[Component data from apps and pages]
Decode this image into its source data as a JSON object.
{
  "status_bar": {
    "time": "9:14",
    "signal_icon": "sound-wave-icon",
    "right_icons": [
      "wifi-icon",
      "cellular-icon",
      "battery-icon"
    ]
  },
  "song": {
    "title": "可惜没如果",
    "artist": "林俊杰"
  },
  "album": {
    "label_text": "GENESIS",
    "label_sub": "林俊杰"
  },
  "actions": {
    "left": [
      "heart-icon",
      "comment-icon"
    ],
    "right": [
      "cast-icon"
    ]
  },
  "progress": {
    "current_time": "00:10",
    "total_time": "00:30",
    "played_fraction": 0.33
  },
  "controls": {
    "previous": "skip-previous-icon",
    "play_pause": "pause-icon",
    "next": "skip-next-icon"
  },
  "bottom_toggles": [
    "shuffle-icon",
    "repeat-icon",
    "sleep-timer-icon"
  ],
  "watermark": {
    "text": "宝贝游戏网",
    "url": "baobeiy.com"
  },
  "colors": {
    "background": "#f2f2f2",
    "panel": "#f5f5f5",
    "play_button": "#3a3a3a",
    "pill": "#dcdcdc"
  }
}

_THE PROBLEM_: Check every line of the records, and copy the ones that hold the word "skip".

_RESULT OF THE EXERCISE_:
    "previous": "skip-previous-icon",
    "next": "skip-next-icon"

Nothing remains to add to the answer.